(Dataset entries)

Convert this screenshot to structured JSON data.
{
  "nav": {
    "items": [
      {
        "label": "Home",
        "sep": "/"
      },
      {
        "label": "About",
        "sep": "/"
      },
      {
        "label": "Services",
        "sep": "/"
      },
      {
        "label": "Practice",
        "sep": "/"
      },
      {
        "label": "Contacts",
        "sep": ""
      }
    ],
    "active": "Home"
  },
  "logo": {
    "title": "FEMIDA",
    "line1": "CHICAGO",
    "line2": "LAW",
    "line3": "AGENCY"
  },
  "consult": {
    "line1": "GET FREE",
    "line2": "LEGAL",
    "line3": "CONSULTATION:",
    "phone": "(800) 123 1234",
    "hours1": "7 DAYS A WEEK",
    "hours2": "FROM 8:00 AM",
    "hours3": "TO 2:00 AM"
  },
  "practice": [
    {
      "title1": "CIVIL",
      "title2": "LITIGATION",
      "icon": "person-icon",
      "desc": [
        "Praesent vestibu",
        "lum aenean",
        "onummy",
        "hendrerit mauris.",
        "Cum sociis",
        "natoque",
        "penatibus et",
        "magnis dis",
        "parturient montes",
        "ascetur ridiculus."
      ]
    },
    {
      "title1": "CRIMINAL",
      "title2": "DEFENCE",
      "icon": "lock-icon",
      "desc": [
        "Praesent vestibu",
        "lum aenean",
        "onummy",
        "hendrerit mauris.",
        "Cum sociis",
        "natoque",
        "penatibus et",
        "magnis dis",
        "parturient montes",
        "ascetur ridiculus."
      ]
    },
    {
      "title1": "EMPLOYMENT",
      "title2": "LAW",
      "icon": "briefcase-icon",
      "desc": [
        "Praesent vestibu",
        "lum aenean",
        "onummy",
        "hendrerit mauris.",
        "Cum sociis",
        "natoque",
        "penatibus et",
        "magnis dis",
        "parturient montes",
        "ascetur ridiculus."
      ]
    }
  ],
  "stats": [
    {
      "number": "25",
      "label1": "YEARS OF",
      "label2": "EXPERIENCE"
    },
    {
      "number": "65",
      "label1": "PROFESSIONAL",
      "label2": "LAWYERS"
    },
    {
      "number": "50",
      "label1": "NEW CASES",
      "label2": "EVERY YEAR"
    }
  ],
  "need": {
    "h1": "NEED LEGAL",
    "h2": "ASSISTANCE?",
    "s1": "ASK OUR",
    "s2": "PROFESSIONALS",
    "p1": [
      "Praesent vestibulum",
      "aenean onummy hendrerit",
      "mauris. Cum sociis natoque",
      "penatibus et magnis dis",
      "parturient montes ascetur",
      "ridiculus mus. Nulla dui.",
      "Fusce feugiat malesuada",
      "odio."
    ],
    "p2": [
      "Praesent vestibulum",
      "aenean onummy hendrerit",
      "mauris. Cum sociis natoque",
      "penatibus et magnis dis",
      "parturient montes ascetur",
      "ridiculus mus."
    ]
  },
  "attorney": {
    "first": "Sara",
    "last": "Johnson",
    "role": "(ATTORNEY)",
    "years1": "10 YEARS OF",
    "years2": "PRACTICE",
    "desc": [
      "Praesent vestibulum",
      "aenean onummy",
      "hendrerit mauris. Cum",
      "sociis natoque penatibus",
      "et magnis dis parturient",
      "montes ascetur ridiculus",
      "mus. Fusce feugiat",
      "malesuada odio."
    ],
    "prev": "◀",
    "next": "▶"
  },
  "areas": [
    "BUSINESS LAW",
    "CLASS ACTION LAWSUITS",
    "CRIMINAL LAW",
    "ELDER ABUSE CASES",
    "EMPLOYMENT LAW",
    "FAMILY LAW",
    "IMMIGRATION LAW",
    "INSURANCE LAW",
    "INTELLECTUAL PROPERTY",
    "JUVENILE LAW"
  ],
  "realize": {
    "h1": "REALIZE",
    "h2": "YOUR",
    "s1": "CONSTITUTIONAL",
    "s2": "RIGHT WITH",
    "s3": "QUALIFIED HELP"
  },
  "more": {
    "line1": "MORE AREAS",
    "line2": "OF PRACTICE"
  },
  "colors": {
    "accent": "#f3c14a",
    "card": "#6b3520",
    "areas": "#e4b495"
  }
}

### Short task:
Return each line of the records above exactly as it reads.

### Exercise solution:
Convert this screenshot to structured JSON data.
{
  "nav": {
    "items": [
      {
        "label": "Home",
        "sep": "/"
      },
      {
        "label": "About",
        "sep": "/"
      },
      {
        "label": "Services",
        "sep": "/"
      },
      {
        "label": "Practice",
        "sep": "/"
      },
      {
        "label": "Contacts",
        "sep": ""
      }
    ],
    "active": "Home"
  },
  "logo": {
    "title": "FEMIDA",
    "line1": "CHICAGO",
    "line2": "LAW",
    "line3": "AGENCY"
  },
  "consult": {
    "line1": "GET FREE",
    "line2": "LEGAL",
    "line3": "CONSULTATION:",
    "phone": "(800) 123 1234",
    "hours1": "7 DAYS A WEEK",
    "hours2": "FROM 8:00 AM",
    "hours3": "TO 2:00 AM"
  },
  "practice": [
    {
      "title1": "CIVIL",
      "title2": "LITIGATION",
      "icon": "person-icon",
      "desc": [
        "Praesent vestibu",
        "lum aenean",
        "onummy",
        "hendrerit mauris.",
        "Cum sociis",
        "natoque",
        "penatibus et",
        "magnis dis",
        "parturient montes",
        "ascetur ridiculus."
      ]
    },
    {
      "title1": "CRIMINAL",
      "title2": "DEFENCE",
      "icon": "lock-icon",
      "desc": [
        "Praesent vestibu",
        "lum aenean",
        "onummy",
        "hendrerit mauris.",
        "Cum sociis",
        "natoque",
        "penatibus et",
        "magnis dis",
        "parturient montes",
        "ascetur ridiculus."
      ]
    },
    {
      "title1": "EMPLOYMENT",
      "title2": "LAW",
      "icon": "briefcase-icon",
      "desc": [
        "Praesent vestibu",
        "lum aenean",
        "onummy",
        "hendrerit mauris.",
        "Cum sociis",
        "natoque",
        "penatibus et",
        "magnis dis",
        "parturient montes",
        "ascetur ridiculus."
      ]
    }
  ],
  "stats": [
    {
      "number": "25",
      "label1": "YEARS OF",
      "label2": "EXPERIENCE"
    },
    {
      "number": "65",
      "label1": "PROFESSIONAL",
      "label2": "LAWYERS"
    },
    {
      "number": "50",
      "label1": "NEW CASES",
      "label2": "EVERY YEAR"
    }
  ],
  "need": {
    "h1": "NEED LEGAL",
    "h2": "ASSISTANCE?",
    "s1": "ASK OUR",
    "s2": "PROFESSIONALS",
    "p1": [
      "Praesent vestibulum",
      "aenean onummy hendrerit",
      "mauris. Cum sociis natoque",
      "penatibus et magnis dis",
      "parturient montes ascetur",
      "ridiculus mus. Nulla dui.",
      "Fusce feugiat malesuada",
      "odio."
    ],
    "p2": [
      "Praesent vestibulum",
      "aenean onummy hendrerit",
      "mauris. Cum sociis natoque",
      "penatibus et magnis dis",
      "parturient montes ascetur",
      "ridiculus mus."
    ]
  },
  "attorney": {
    "first": "Sara",
    "last": "Johnson",
    "role": "(ATTORNEY)",
    "years1": "10 YEARS OF",
    "years2": "PRACTICE",
    "desc": [
      "Praesent vestibulum",
      "aenean onummy",
      "hendrerit mauris. Cum",
      "sociis natoque penatibus",
      "et magnis dis parturient",
      "montes ascetur ridiculus",
      "mus. Fusce feugiat",
      "malesuada odio."
    ],
    "prev": "◀",
    "next": "▶"
  },
  "areas": [
    "BUSINESS LAW",
    "CLASS ACTION LAWSUITS",
    "CRIMINAL LAW",
    "ELDER ABUSE CASES",
    "EMPLOYMENT LAW",
    "FAMILY LAW",
    "IMMIGRATION LAW",
    "INSURANCE LAW",
    "INTELLECTUAL PROPERTY",
    "JUVENILE LAW"
  ],
  "realize": {
    "h1": "REALIZE",
    "h2": "YOUR",
    "s1": "CONSTITUTIONAL",
    "s2": "RIGHT WITH",
    "s3": "QUALIFIED HELP"
  },
  "more": {
    "line1": "MORE AREAS",
    "line2": "OF PRACTICE"
  },
  "colors": {
    "accent": "#f3c14a",
    "card": "#6b3520",
    "areas": "#e4b495"
  }
}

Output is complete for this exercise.